- **TEXTO ORIGINAL**
>>>>

Un breve descanso y vuelta a comprobar el estado del comedero. Estaba casi intacto, sólo las pocas piedras removidas por el cochino de la noche anterior me hacían temer que el único jabalí que pasaba era el que habíamos visto.

Volvimos nuevamente al encuentro de lo que pudiera acontecer y nuevamente se repetían los actos de la novela del día anterior. Esta vez ni cierva ni gabata. Oscurecía y nada hacía presentir que hubiese ‘alguien’ interesado en el manjar escondido entre las piedras.

Una vez más la perseverancia dio sus frutos y de la nada aparecieron cuatro cochinos medianos, todos ellos machos, que empezaron a remover las piedras y a comer sin recato alguno, los oía masticar como si estuviesen a mi lado, el aire estaba bien.

<<<<

- **DATOS PROPORCIONADOS**
>>>>

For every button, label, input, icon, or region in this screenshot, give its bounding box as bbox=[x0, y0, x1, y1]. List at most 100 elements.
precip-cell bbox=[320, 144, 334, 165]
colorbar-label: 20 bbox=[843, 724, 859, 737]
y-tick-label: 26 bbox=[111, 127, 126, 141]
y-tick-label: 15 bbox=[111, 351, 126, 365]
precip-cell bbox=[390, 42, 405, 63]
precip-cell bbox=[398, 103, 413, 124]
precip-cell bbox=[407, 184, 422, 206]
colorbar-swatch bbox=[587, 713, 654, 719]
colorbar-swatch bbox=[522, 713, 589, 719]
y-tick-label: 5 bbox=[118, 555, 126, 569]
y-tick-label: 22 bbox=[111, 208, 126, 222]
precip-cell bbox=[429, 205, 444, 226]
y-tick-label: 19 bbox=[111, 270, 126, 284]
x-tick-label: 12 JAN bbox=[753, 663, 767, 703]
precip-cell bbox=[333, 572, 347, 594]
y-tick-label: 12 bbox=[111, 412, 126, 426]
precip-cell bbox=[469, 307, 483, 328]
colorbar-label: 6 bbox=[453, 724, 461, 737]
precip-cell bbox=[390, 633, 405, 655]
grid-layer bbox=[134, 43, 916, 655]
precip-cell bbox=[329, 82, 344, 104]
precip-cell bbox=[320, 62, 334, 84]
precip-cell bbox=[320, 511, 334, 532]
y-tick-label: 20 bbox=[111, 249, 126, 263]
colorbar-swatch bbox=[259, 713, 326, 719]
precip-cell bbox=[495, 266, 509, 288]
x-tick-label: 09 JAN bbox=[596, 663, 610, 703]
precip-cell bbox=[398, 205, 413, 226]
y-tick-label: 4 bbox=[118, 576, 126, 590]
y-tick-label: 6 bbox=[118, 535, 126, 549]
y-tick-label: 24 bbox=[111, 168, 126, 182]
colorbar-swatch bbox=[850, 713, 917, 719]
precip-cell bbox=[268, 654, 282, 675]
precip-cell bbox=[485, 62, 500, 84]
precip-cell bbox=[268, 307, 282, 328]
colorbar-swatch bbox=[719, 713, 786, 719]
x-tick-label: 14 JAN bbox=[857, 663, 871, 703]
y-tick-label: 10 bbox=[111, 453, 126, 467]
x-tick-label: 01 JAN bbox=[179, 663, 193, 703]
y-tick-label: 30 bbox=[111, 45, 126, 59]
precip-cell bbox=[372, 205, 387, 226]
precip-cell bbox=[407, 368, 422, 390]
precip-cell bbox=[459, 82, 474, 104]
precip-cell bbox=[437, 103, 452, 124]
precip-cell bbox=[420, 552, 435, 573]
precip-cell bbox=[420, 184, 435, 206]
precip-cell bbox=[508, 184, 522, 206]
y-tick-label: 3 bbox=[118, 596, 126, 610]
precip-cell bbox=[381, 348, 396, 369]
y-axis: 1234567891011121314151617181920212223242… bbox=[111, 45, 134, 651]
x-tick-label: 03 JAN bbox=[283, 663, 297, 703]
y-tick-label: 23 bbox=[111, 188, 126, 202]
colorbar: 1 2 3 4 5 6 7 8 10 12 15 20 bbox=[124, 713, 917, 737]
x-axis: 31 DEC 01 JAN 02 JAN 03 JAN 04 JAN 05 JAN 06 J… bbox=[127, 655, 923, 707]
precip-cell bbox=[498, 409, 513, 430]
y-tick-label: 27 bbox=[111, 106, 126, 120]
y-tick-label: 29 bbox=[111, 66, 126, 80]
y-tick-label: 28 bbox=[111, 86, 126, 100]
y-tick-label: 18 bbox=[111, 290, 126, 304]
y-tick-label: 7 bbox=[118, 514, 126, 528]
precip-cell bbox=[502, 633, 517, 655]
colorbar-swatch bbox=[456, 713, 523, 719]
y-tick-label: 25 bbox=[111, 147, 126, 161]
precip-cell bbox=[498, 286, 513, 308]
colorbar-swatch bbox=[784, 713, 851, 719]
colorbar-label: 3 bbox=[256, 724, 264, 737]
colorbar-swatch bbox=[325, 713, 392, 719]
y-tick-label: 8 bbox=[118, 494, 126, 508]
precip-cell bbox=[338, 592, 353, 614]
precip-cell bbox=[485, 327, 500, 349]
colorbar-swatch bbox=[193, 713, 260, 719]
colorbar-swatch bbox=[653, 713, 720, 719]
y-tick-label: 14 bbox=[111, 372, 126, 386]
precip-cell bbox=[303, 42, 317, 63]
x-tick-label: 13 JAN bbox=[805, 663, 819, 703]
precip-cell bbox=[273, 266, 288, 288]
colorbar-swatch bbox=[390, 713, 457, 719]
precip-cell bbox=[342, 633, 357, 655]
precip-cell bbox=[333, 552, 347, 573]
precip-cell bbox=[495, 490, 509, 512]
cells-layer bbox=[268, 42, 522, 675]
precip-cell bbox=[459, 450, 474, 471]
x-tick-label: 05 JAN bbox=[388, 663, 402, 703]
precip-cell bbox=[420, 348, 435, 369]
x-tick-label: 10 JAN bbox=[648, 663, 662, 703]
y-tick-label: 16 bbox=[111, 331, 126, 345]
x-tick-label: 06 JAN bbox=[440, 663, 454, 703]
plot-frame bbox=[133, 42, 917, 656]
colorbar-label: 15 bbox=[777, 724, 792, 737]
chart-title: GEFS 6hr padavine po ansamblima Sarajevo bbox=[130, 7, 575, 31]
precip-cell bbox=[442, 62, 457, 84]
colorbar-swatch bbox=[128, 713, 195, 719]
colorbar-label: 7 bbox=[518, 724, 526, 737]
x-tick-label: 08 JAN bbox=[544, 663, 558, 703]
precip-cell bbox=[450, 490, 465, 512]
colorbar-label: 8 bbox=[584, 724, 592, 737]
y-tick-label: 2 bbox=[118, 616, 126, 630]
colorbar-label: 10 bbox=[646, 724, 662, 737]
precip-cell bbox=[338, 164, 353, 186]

<<<<

- **QUÉ HACER**
A. Transcribe sin cambios el pasaje del relato de caza que va desde "Volvimos nuevamente al" hasta "entre las piedras.", ambos incluidos.
B. Por favor, continúa el relato de caza a partir de su última frase.

- **RESPUESTAS POR TAREA**
A.
Volvimos nuevamente al encuentro de lo que pudiera acontecer y nuevamente se repetían los actos de la novela del día anterior. Esta vez ni cierva ni gabata. Oscurecía y nada hacía presentir que hubiese ‘alguien’ interesado en el manjar escondido entre las piedras.

B.
Tras un largo rato, se percibió a lo lejos un sonido nada extraño para mí, una serie de gruñidos ansiosos y cortos que seguro pertenecían a un galán intentando cortejar a su hembra, ¡cuántas veces había oído esos mismos gruñidos en la granja porcina del abuelo cuando llevaban al macho a cubrir a las hembras!, era inconfundible. Se repitió un par de veces y nuevamente se hizo el silencio sólo roto por los cuatro machetes que seguían con su banquete.

A partir de ese momento la tensión apareció, sabíamos que algo iba a pasar. Un leve movimiento nos puso en alerta y apareció una gran cochina, pero ¡grande de verdad!, con cuatro primales que, sin prestar atención a los otros cuatro, se unieron al convite, pero, ¿y el macho?, ¿dónde estaba ese macho que habíamos escuchado?

Yo sólo esperaba el ansiado aviso que echase a todos del comedero… pero no llegaba. Lo ojos se me salían de las órbitas escudriñando cada rincón por donde pudiera entrar, parecía que abriendo más los ojos podría ver algo más a través de los prismáticos. La deducción era clara para mí, sólo para mí: si la cochina era así de grande ¿como sería de grande el cochino?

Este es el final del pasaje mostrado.